Task instructions: Show all lines holding the string "just".

— Start of Given information —

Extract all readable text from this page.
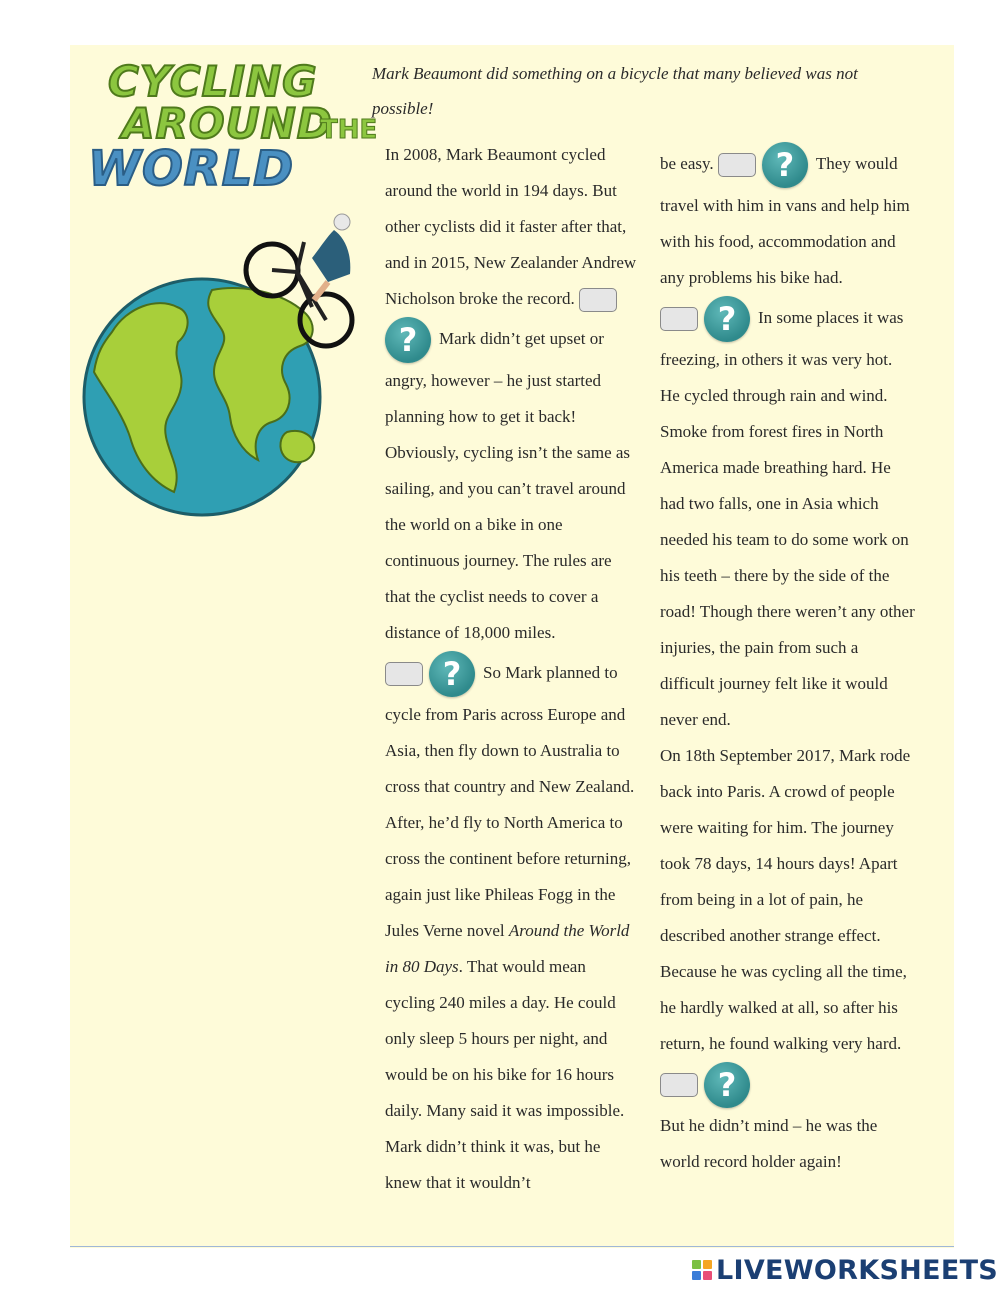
CYCLING
AROUND
THE
WORLD
Mark Beaumont did something on a bicycle that many believed was not possible!

In 2008, Mark Beaumont cycled around the world in 194 days. But other cyclists did it faster after that, and in 2015, New Zealander Andrew Nicholson broke the record. ? Mark didn’t get upset or angry, however – he just started planning how to get it back! Obviously, cycling isn’t the same as sailing, and you can’t travel around the world on a bike in one continuous journey. The rules are that the cyclist needs to cover a distance of 18,000 miles.

? So Mark planned to cycle from Paris across Europe and Asia, then fly down to Australia to cross that country and New Zealand. After, he’d fly to North America to cross the continent before returning, again just like Phileas Fogg in the Jules Verne novel Around the World in 80 Days. That would mean cycling 240 miles a day. He could only sleep 5 hours per night, and would be on his bike for 16 hours daily. Many said it was impossible. Mark didn’t think it was, but he knew that it wouldn’t

be easy. ? They would travel with him in vans and help him with his food, accommodation and any problems his bike had.

? In some places it was freezing, in others it was very hot. He cycled through rain and wind. Smoke from forest fires in North America made breathing hard. He had two falls, one in Asia which needed his team to do some work on his teeth – there by the side of the road! Though there weren’t any other injuries, the pain from such a difficult journey felt like it would never end.

On 18th September 2017, Mark rode back into Paris. A crowd of people were waiting for him. The journey took 78 days, 14 hours days! Apart from being in a lot of pain, he described another strange effect. Because he was cycling all the time, he hardly walked at all, so after his return, he found walking very hard. ?

But he didn’t mind – he was the world record holder again!

LIVEWORKSHEETS
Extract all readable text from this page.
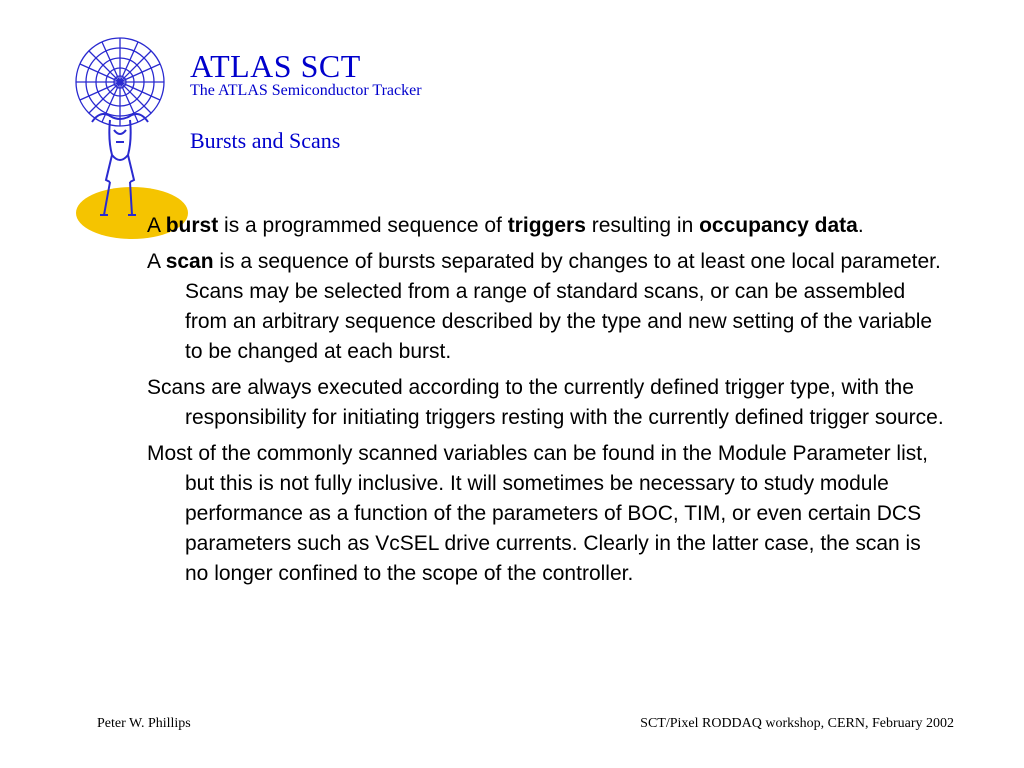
ATLAS SCT
The ATLAS Semiconductor Tracker
Bursts and Scans

A burst is a programmed sequence of triggers resulting in occupancy data.

A scan is a sequence of bursts separated by changes to at least one local parameter. Scans may be selected from a range of standard scans, or can be assembled from an arbitrary sequence described by the type and new setting of the variable to be changed at each burst.

Scans are always executed according to the currently defined trigger type, with the responsibility for initiating triggers resting with the currently defined trigger source.

Most of the commonly scanned variables can be found in the Module Parameter list, but this is not fully inclusive. It will sometimes be necessary to study module performance as a function of the parameters of BOC, TIM, or even certain DCS parameters such as VcSEL drive currents. Clearly in the latter case, the scan is no longer confined to the scope of the controller.

Peter W. Phillips	SCT/Pixel RODDAQ workshop, CERN, February 2002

— End of Given information —

The reply:
In 2008, Mark Beaumont cycled around the world in 194 days. But other cyclists did it faster after that, and in 2015, New Zealander Andrew Nicholson broke the record. ? Mark didn’t get upset or angry, however – he just started planning how to get it back! Obviously, cycling isn’t the same as sailing, and you can’t travel around the world on a bike in one continuous journey. The rules are that the cyclist needs to cover a distance of 18,000 miles.
? So Mark planned to cycle from Paris across Europe and Asia, then fly down to Australia to cross that country and New Zealand. After, he’d fly to North America to cross the continent before returning, again just like Phileas Fogg in the Jules Verne novel Around the World in 80 Days. That would mean cycling 240 miles a day. He could only sleep 5 hours per night, and would be on his bike for 16 hours daily. Many said it was impossible. Mark didn’t think it was, but he knew that it wouldn’t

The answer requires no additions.